- _Your goal_: Copy out every line that contains the word "screenshot".

Dataset items:
--- Begin ---

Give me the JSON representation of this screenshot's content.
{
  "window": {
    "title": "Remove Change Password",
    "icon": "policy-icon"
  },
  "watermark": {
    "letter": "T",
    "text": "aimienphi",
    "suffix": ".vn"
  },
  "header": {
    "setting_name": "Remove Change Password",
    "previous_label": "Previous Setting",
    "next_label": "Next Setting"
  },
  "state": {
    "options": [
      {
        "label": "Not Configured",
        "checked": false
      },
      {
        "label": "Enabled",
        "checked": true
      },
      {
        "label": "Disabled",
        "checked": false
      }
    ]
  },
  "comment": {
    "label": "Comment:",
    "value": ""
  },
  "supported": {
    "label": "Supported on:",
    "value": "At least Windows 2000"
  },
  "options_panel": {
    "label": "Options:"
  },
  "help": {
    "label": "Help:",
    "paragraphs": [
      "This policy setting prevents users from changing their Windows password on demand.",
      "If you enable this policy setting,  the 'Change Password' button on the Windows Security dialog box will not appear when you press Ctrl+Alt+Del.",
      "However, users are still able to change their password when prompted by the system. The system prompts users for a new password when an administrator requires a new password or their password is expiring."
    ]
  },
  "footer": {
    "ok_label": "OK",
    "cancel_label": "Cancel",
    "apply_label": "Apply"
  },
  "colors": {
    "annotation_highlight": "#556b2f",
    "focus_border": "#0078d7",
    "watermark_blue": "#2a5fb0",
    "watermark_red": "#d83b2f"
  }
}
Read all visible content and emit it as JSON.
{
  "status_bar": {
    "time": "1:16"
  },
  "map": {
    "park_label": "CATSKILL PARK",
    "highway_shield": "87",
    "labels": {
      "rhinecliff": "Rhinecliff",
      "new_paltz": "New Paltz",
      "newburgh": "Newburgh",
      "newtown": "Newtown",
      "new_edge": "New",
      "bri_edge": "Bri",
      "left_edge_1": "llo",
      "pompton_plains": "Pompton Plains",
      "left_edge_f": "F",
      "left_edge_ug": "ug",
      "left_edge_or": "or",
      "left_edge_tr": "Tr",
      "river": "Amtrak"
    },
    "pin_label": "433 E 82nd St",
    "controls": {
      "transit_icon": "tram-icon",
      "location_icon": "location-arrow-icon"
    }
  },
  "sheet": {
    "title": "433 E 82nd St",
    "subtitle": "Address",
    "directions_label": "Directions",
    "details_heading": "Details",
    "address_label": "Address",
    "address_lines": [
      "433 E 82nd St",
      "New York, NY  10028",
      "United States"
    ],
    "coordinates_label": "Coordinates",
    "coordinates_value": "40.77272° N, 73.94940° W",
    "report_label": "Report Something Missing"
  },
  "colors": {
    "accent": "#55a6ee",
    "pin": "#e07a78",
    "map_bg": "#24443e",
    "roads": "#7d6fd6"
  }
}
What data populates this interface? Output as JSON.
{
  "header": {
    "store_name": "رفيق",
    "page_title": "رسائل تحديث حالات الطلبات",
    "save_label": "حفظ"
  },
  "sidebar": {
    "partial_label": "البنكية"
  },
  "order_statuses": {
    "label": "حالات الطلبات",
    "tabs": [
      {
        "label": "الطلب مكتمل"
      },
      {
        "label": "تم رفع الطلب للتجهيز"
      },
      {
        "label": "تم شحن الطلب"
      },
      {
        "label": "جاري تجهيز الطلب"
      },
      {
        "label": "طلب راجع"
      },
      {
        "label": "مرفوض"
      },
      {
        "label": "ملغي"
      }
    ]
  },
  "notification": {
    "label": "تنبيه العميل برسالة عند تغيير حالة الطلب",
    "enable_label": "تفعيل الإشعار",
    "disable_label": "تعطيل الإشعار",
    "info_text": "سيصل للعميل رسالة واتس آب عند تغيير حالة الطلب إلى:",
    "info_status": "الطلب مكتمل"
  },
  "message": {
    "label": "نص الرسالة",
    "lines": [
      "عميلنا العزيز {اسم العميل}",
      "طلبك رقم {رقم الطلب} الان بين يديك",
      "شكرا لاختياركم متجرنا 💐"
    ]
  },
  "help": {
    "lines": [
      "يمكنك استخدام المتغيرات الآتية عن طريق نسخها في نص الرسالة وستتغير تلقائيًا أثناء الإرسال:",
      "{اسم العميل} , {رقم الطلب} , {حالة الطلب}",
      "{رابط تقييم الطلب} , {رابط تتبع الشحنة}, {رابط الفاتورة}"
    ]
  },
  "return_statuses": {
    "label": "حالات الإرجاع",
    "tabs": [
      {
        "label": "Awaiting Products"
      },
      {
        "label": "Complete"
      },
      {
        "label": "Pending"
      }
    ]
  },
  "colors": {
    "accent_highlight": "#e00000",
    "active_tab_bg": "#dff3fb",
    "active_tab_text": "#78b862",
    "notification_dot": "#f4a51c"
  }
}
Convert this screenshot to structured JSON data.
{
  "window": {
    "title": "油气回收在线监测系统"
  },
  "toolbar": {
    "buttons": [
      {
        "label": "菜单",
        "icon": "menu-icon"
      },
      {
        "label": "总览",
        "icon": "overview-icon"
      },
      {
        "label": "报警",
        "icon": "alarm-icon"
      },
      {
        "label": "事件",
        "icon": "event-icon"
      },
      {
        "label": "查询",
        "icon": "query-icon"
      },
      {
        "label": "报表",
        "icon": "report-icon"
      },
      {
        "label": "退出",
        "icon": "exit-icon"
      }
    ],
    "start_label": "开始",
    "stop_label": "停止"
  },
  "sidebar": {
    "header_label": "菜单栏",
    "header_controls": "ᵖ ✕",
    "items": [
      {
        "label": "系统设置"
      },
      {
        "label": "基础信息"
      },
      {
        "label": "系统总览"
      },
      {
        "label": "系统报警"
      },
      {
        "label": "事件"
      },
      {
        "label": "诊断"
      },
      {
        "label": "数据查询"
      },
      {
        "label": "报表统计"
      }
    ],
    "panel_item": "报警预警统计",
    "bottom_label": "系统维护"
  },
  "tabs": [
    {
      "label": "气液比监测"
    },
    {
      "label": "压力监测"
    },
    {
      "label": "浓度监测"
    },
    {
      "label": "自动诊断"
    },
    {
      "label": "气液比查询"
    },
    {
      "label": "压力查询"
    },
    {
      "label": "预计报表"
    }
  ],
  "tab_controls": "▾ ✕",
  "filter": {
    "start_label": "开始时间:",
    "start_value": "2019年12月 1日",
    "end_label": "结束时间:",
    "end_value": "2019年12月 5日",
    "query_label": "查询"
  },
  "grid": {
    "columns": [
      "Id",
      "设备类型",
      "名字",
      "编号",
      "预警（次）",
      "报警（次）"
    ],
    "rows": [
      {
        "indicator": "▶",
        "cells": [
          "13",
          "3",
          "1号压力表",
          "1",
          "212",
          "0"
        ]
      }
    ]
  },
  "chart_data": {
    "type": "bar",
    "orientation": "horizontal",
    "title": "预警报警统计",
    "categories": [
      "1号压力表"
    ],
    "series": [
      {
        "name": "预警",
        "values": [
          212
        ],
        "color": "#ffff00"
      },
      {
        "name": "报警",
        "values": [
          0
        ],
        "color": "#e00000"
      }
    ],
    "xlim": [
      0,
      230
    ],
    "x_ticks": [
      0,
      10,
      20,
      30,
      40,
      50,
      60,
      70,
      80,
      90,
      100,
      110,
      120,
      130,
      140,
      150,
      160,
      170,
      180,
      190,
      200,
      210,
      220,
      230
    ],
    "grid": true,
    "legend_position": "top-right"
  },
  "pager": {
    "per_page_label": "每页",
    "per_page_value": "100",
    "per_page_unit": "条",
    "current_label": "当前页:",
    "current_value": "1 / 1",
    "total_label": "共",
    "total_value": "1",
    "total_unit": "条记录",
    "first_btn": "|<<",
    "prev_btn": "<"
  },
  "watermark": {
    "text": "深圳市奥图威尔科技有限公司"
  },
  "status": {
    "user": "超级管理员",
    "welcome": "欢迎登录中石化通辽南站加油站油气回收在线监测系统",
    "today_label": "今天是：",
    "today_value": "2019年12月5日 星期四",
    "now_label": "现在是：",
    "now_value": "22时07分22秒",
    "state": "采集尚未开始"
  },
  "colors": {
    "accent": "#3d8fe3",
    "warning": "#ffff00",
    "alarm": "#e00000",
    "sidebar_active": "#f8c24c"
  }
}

--- End ---

- _Answer in full_:
Give me the JSON representation of this screenshot's content.
Convert this screenshot to structured JSON data.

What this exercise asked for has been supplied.